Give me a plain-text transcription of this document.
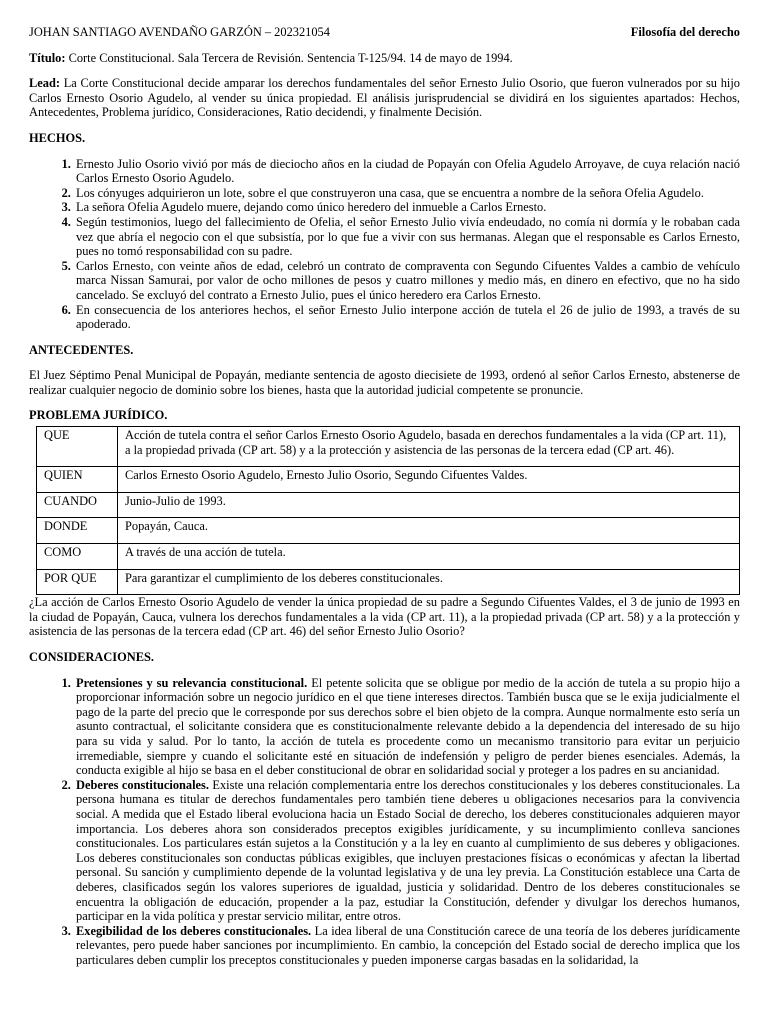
JOHAN SANTIAGO AVENDAÑO GARZÓN – 202321054	Filosofía del derecho

Título: Corte Constitucional. Sala Tercera de Revisión. Sentencia T-125/94. 14 de mayo de 1994.

Lead: La Corte Constitucional decide amparar los derechos fundamentales del señor Ernesto Julio Osorio, que fueron vulnerados por su hijo Carlos Ernesto Osorio Agudelo, al vender su única propiedad. El análisis jurisprudencial se dividirá en los siguientes apartados: Hechos, Antecedentes, Problema jurídico, Consideraciones, Ratio decidendi, y finalmente Decisión.

HECHOS.
1. Ernesto Julio Osorio vivió por más de dieciocho años en la ciudad de Popayán con Ofelia Agudelo Arroyave, de cuya relación nació Carlos Ernesto Osorio Agudelo.
2. Los cónyuges adquirieron un lote, sobre el que construyeron una casa, que se encuentra a nombre de la señora Ofelia Agudelo.
3. La señora Ofelia Agudelo muere, dejando como único heredero del inmueble a Carlos Ernesto.
4. Según testimonios, luego del fallecimiento de Ofelia, el señor Ernesto Julio vivía endeudado, no comía ni dormía y le robaban cada vez que abría el negocio con el que subsistía, por lo que fue a vivir con sus hermanas. Alegan que el responsable es Carlos Ernesto, pues no tomó responsabilidad con su padre.
5. Carlos Ernesto, con veinte años de edad, celebró un contrato de compraventa con Segundo Cifuentes Valdes a cambio de vehículo marca Nissan Samurai, por valor de ocho millones de pesos y cuatro millones y medio más, en dinero en efectivo, que no ha sido cancelado. Se excluyó del contrato a Ernesto Julio, pues el único heredero era Carlos Ernesto.
6. En consecuencia de los anteriores hechos, el señor Ernesto Julio interpone acción de tutela el 26 de julio de 1993, a través de su apoderado.
ANTECEDENTES.

El Juez Séptimo Penal Municipal de Popayán, mediante sentencia de agosto diecisiete de 1993, ordenó al señor Carlos Ernesto, abstenerse de realizar cualquier negocio de dominio sobre los bienes, hasta que la autoridad judicial competente se pronuncie.

PROBLEMA JURÍDICO.
QUE	Acción de tutela contra el señor Carlos Ernesto Osorio Agudelo, basada en derechos fundamentales a la vida (CP art. 11), a la propiedad privada (CP art. 58) y a la protección y asistencia de las personas de la tercera edad (CP art. 46).
QUIEN	Carlos Ernesto Osorio Agudelo, Ernesto Julio Osorio, Segundo Cifuentes Valdes.
CUANDO	Junio-Julio de 1993.
DONDE	Popayán, Cauca.
COMO	A través de una acción de tutela.
POR QUE	Para garantizar el cumplimiento de los deberes constitucionales.

¿La acción de Carlos Ernesto Osorio Agudelo de vender la única propiedad de su padre a Segundo Cifuentes Valdes, el 3 de junio de 1993 en la ciudad de Popayán, Cauca, vulnera los derechos fundamentales a la vida (CP art. 11), a la propiedad privada (CP art. 58) y a la protección y asistencia de las personas de la tercera edad (CP art. 46) del señor Ernesto Julio Osorio?

CONSIDERACIONES.
1. Pretensiones y su relevancia constitucional. El petente solicita que se obligue por medio de la acción de tutela a su propio hijo a proporcionar información sobre un negocio jurídico en el que tiene intereses directos. También busca que se le exija judicialmente el pago de la parte del precio que le corresponde por sus derechos sobre el bien objeto de la compra. Aunque normalmente esto sería un asunto contractual, el solicitante considera que es constitucionalmente relevante debido a la dependencia del interesado de su hijo para su vida y salud. Por lo tanto, la acción de tutela es procedente como un mecanismo transitorio para evitar un perjuicio irremediable, siempre y cuando el solicitante esté en situación de indefensión y peligro de perder bienes esenciales. Además, la conducta exigible al hijo se basa en el deber constitucional de obrar en solidaridad social y proteger a los padres en su ancianidad.
2. Deberes constitucionales. Existe una relación complementaria entre los derechos constitucionales y los deberes constitucionales. La persona humana es titular de derechos fundamentales pero también tiene deberes u obligaciones necesarios para la convivencia social. A medida que el Estado liberal evoluciona hacia un Estado Social de derecho, los deberes constitucionales adquieren mayor importancia. Los deberes ahora son considerados preceptos exigibles jurídicamente, y su incumplimiento conlleva sanciones constitucionales. Los particulares están sujetos a la Constitución y a la ley en cuanto al cumplimiento de sus deberes y obligaciones. Los deberes constitucionales son conductas públicas exigibles, que incluyen prestaciones físicas o económicas y afectan la libertad personal. Su sanción y cumplimiento depende de la voluntad legislativa y de una ley previa. La Constitución establece una Carta de deberes, clasificados según los valores superiores de igualdad, justicia y solidaridad. Dentro de los deberes constitucionales se encuentra la obligación de educación, propender a la paz, estudiar la Constitución, defender y divulgar los derechos humanos, participar en la vida política y prestar servicio militar, entre otros.
3. Exegibilidad de los deberes constitucionales. La idea liberal de una Constitución carece de una teoría de los deberes jurídicamente relevantes, pero puede haber sanciones por incumplimiento. En cambio, la concepción del Estado social de derecho implica que los particulares deben cumplir los preceptos constitucionales y pueden imponerse cargas basadas en la solidaridad, la
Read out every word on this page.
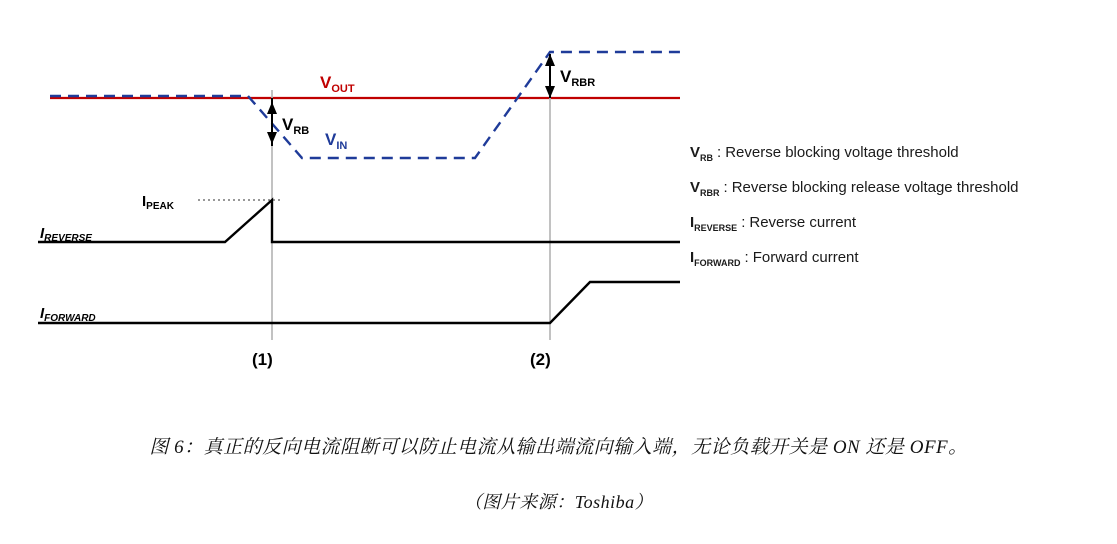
$V_{OUT}$
$V_{IN}$
$V_{RB}$
$V_{RBR}$
$I_{PEAK}$
$I_{REVERSE}$
$I_{FORWARD}$
(1)	(2)
$V_{RB}$ : Reverse blocking voltage threshold
$V_{RBR}$ : Reverse blocking release voltage threshold
$I_{REVERSE}$ : Reverse current
$I_{FORWARD}$ : Forward current
图 6：真正的反向电流阻断可以防止电流从输出端流向输入端，无论负载开关是 ON 还是 OFF。
（图片来源：Toshiba）
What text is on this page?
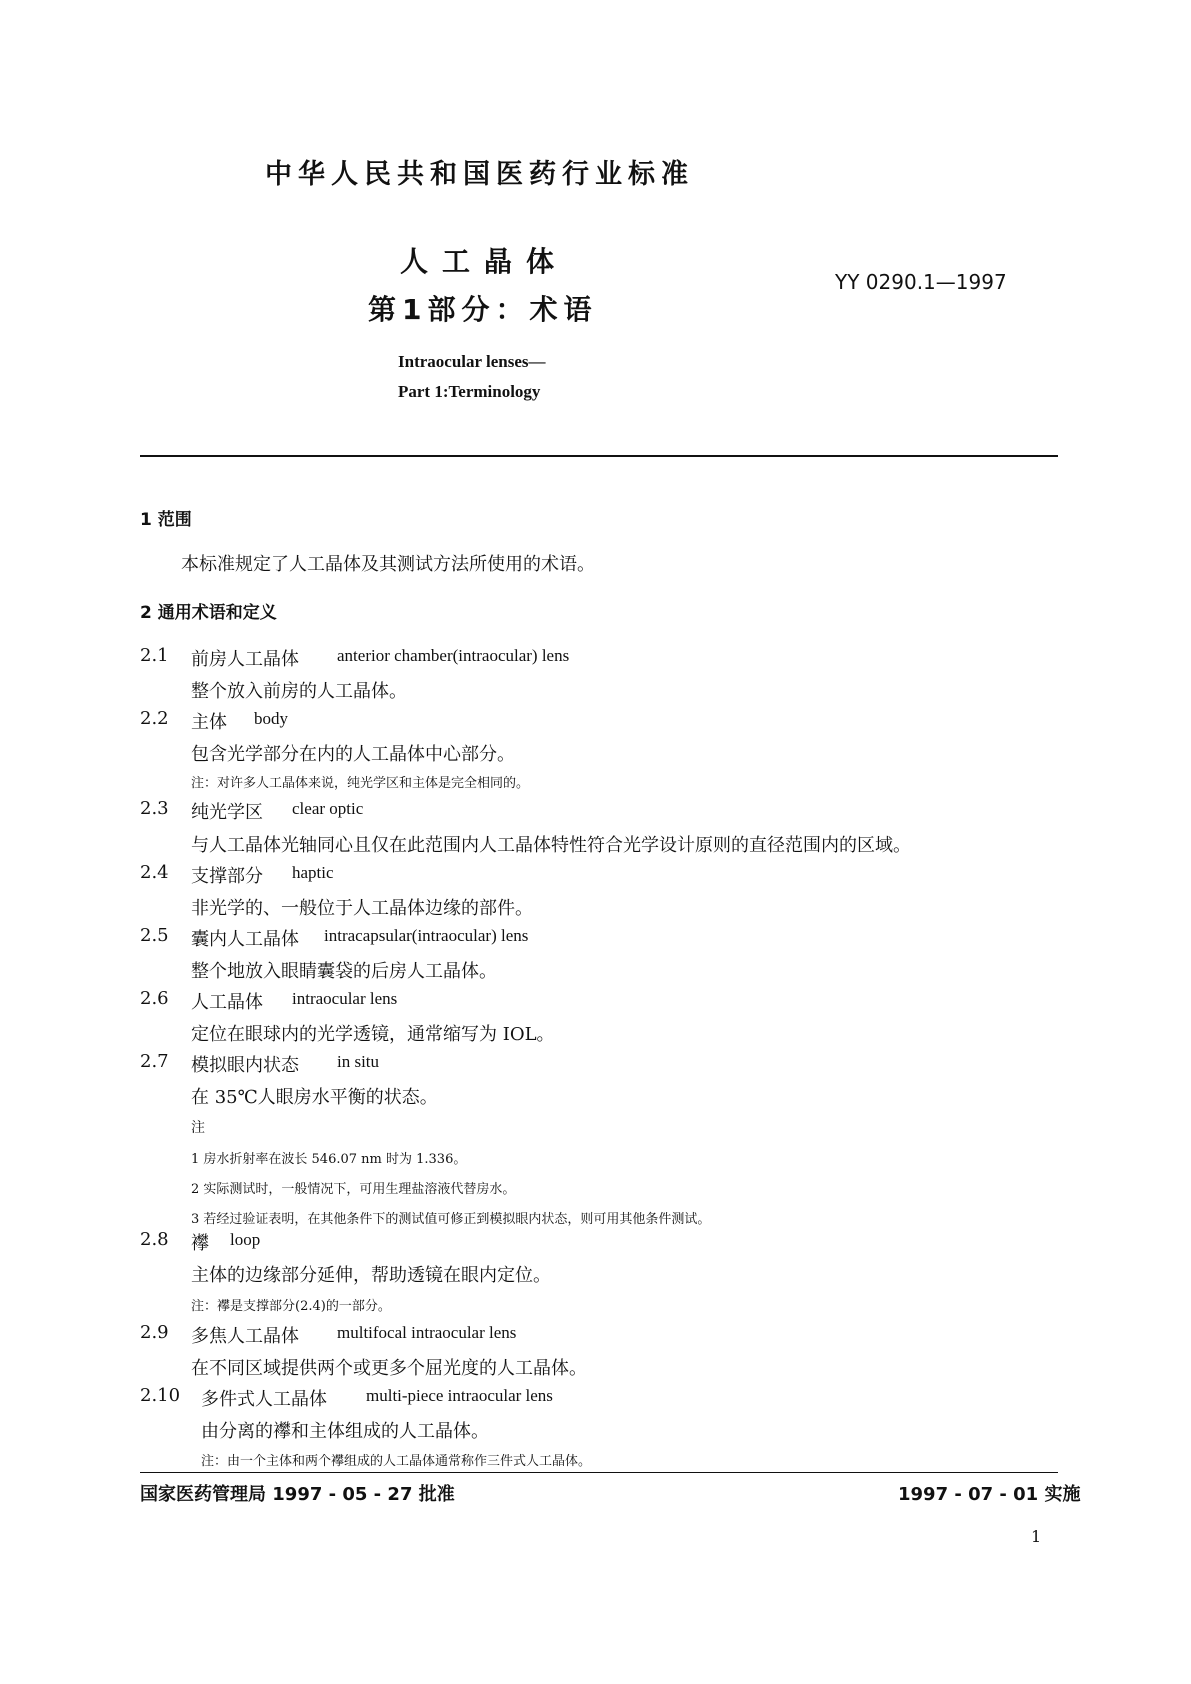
中华人民共和国医药行业标准
人工晶体
第1部分：术语
YY 0290.1—1997
Intraocular lenses—
Part 1:Terminology
1 范围
本标准规定了人工晶体及其测试方法所使用的术语。
2 通用术语和定义
2.1 前房人工晶体 anterior chamber(intraocular) lens
整个放入前房的人工晶体。
2.2 主体 body
包含光学部分在内的人工晶体中心部分。
注：对许多人工晶体来说，纯光学区和主体是完全相同的。
2.3 纯光学区 clear optic
与人工晶体光轴同心且仅在此范围内人工晶体特性符合光学设计原则的直径范围内的区域。
2.4 支撑部分 haptic
非光学的、一般位于人工晶体边缘的部件。
2.5 囊内人工晶体 intracapsular(intraocular) lens
整个地放入眼睛囊袋的后房人工晶体。
2.6 人工晶体 intraocular lens
定位在眼球内的光学透镜，通常缩写为 IOL。
2.7 模拟眼内状态 in situ
在 35℃人眼房水平衡的状态。
注
1 房水折射率在波长 546.07 nm 时为 1.336。
2 实际测试时，一般情况下，可用生理盐溶液代替房水。
3 若经过验证表明，在其他条件下的测试值可修正到模拟眼内状态，则可用其他条件测试。
2.8 襻 loop
主体的边缘部分延伸，帮助透镜在眼内定位。
注：襻是支撑部分(2.4)的一部分。
2.9 多焦人工晶体 multifocal intraocular lens
在不同区域提供两个或更多个屈光度的人工晶体。
2.10 多件式人工晶体 multi-piece intraocular lens
由分离的襻和主体组成的人工晶体。
注：由一个主体和两个襻组成的人工晶体通常称作三件式人工晶体。
国家医药管理局 1997 - 05 - 27 批准	1997 - 07 - 01 实施
1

What you will do: Within the entries above, how many lines contain "única"? Respond with the number only.

Response to the task: 2